§ **Goal**
Search the data below for the string "गतपदव". Extract every line that contains it.

(Data records)
---*---

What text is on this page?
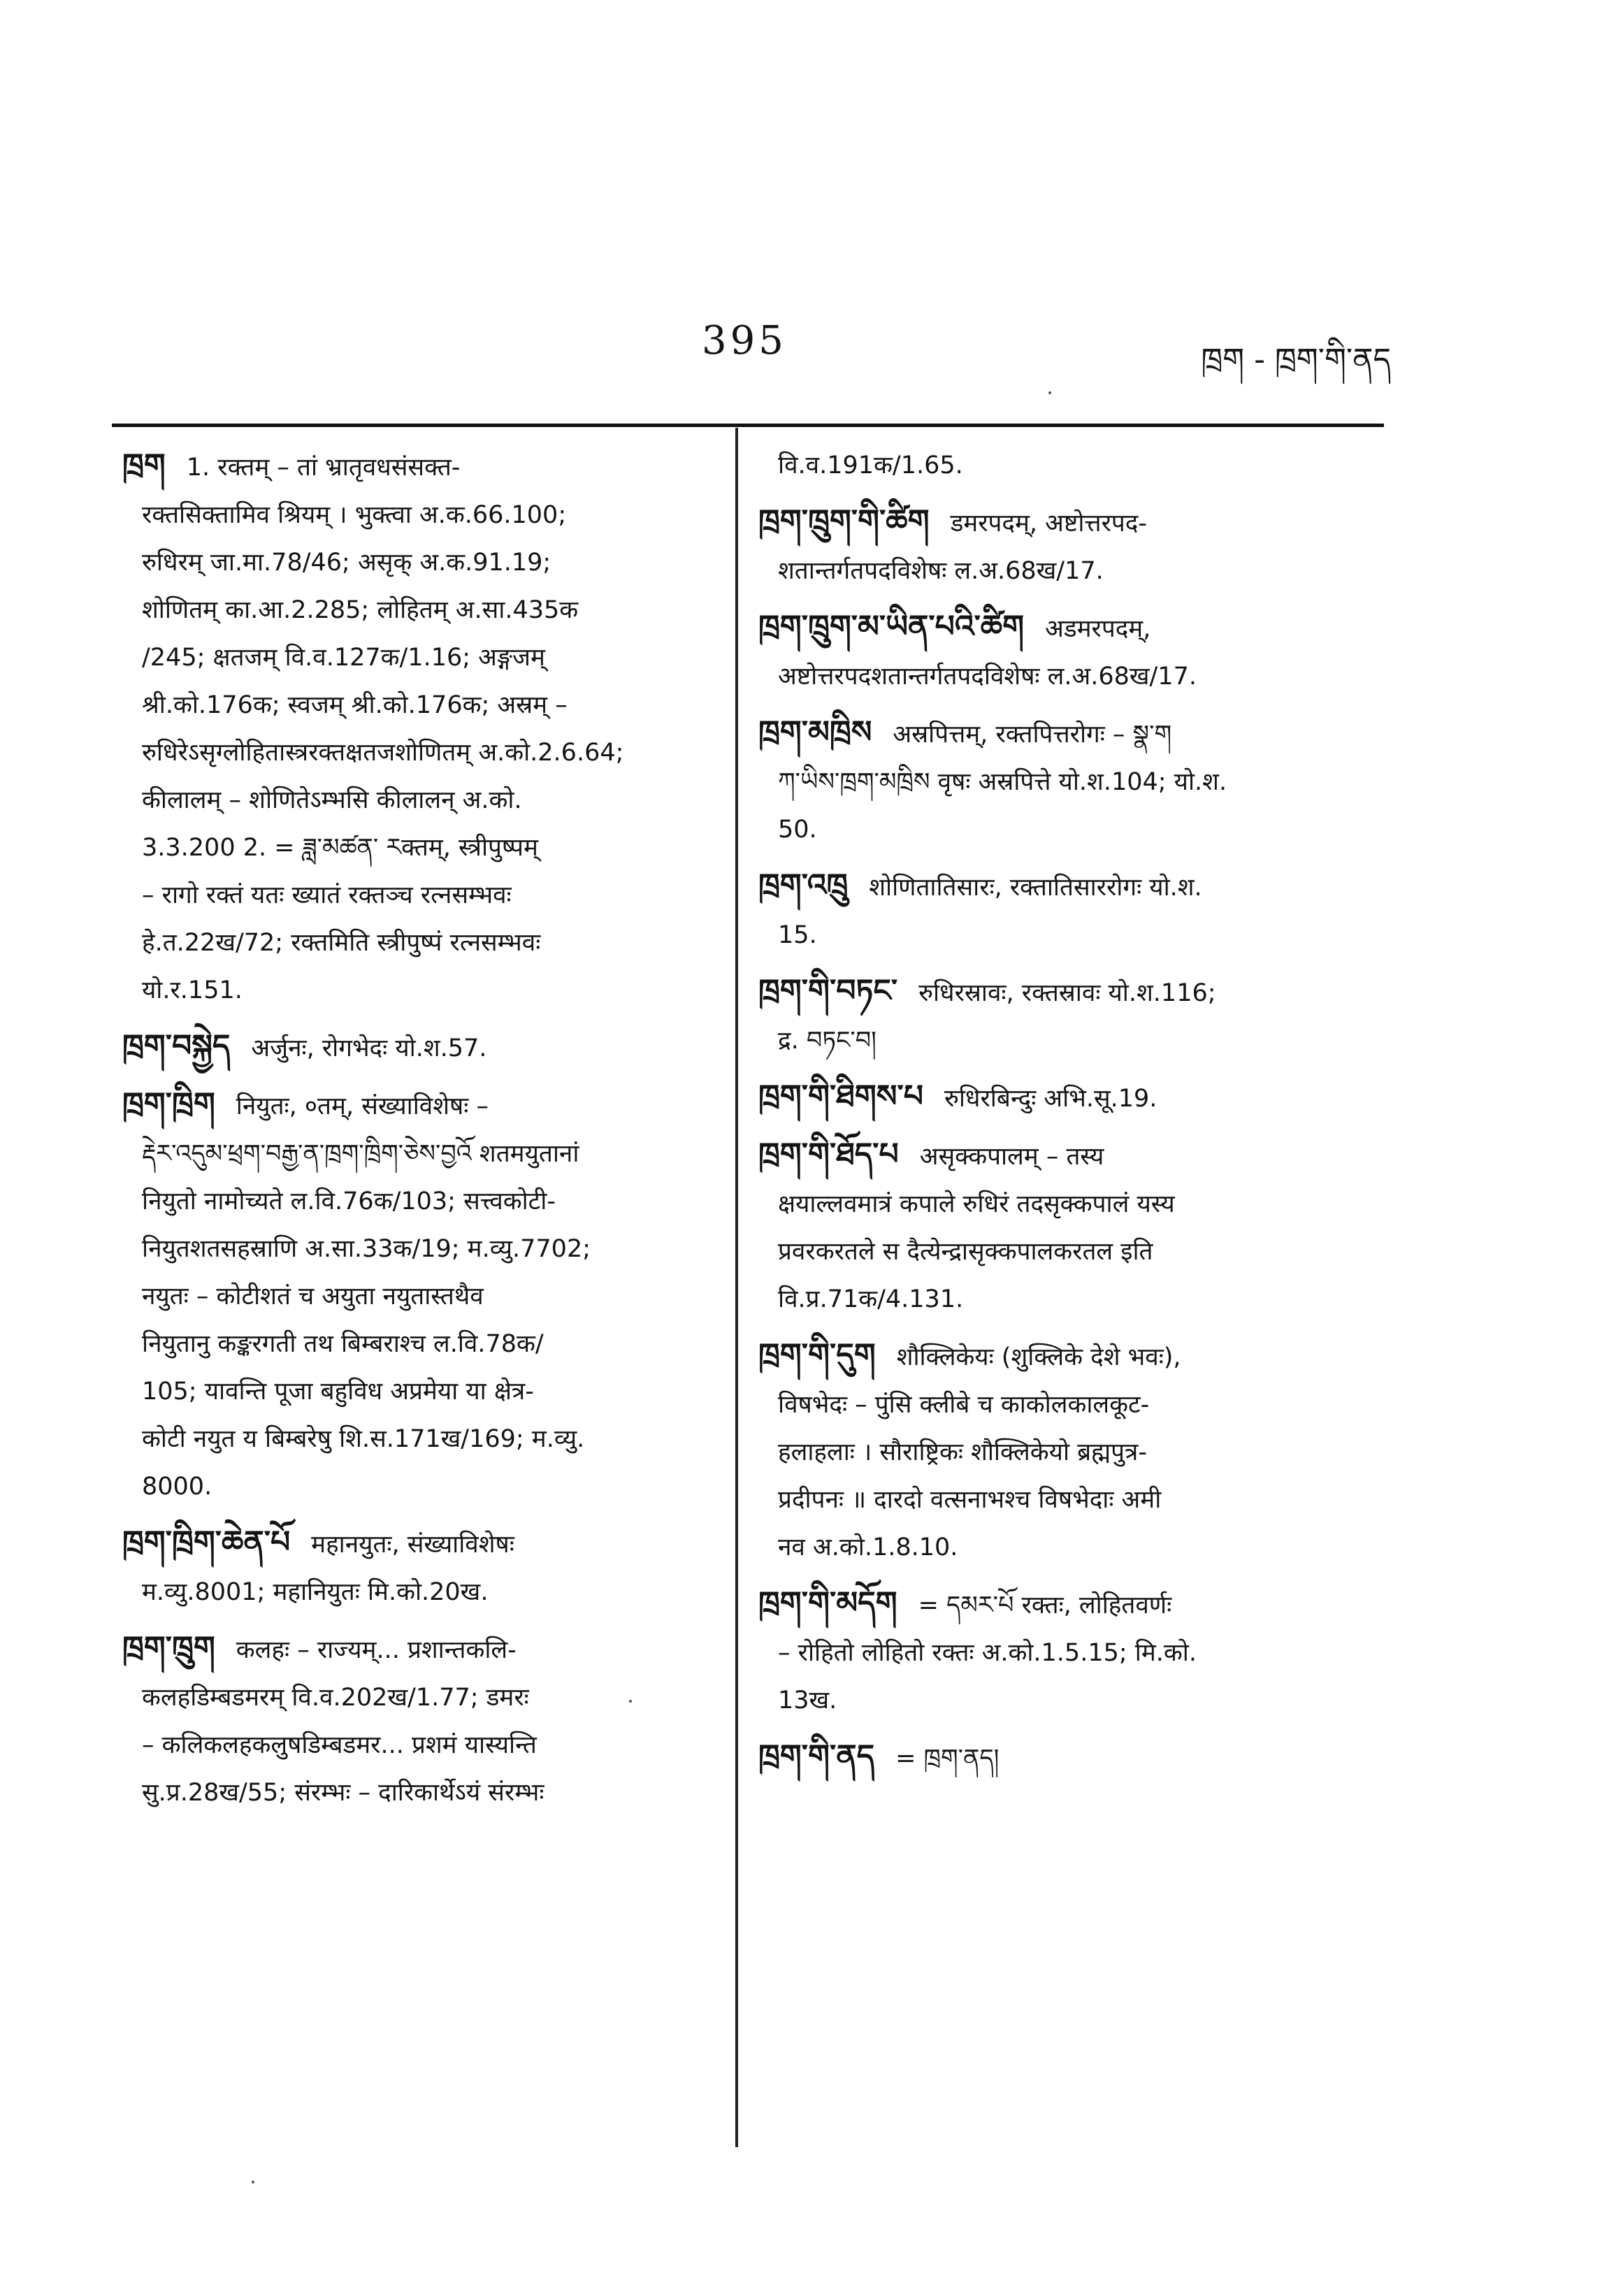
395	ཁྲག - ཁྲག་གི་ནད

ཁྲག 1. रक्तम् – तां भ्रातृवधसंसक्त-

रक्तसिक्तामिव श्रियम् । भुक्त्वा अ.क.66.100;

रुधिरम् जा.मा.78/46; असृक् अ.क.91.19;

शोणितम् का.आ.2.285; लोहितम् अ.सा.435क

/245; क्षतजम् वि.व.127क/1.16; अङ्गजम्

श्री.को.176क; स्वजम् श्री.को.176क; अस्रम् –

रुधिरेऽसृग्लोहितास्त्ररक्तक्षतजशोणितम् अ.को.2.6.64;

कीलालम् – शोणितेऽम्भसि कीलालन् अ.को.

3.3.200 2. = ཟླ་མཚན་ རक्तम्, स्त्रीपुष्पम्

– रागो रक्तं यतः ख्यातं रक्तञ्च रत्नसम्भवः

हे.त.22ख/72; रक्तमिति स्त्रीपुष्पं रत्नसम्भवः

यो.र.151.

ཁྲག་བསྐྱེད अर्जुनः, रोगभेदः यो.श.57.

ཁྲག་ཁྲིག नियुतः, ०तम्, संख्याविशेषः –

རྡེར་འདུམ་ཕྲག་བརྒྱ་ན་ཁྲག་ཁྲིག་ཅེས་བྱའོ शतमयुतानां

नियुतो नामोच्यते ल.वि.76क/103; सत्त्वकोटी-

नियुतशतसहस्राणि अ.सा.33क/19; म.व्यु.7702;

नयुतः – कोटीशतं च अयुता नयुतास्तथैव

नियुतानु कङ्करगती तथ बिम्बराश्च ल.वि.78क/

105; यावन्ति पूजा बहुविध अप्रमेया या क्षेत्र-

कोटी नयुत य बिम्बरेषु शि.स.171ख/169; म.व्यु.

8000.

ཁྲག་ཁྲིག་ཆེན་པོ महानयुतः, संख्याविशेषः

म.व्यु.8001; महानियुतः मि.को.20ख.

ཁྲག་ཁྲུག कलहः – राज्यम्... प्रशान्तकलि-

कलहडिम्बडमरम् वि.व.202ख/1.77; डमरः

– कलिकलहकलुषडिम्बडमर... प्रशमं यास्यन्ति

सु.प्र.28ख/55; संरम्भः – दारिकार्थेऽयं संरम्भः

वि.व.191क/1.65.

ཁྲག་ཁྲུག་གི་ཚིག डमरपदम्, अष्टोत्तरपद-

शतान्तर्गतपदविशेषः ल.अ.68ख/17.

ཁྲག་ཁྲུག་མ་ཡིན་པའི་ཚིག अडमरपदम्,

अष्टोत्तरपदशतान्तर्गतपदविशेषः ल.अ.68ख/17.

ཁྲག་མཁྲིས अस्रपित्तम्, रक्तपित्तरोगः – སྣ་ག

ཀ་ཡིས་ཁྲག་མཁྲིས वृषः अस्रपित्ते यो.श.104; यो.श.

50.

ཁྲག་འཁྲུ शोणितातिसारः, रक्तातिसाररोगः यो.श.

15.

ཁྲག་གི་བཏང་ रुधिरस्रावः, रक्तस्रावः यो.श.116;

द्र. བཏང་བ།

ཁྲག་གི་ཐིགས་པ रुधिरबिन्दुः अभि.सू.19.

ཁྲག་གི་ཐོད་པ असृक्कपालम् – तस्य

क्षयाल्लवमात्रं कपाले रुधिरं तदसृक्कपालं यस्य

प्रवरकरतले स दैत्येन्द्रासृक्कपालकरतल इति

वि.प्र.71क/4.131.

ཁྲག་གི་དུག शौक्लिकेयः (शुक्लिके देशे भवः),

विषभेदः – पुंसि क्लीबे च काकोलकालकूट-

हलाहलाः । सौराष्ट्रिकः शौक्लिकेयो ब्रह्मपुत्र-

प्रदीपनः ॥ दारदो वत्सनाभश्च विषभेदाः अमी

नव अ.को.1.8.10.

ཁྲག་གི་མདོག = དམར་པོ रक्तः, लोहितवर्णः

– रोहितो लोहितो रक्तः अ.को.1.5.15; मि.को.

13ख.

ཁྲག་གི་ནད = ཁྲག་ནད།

---*---

§ **Task output**
शतान्तर्गतपदविशेषः ल.अ.68ख/17.
अष्टोत्तरपदशतान्तर्गतपदविशेषः ल.अ.68ख/17.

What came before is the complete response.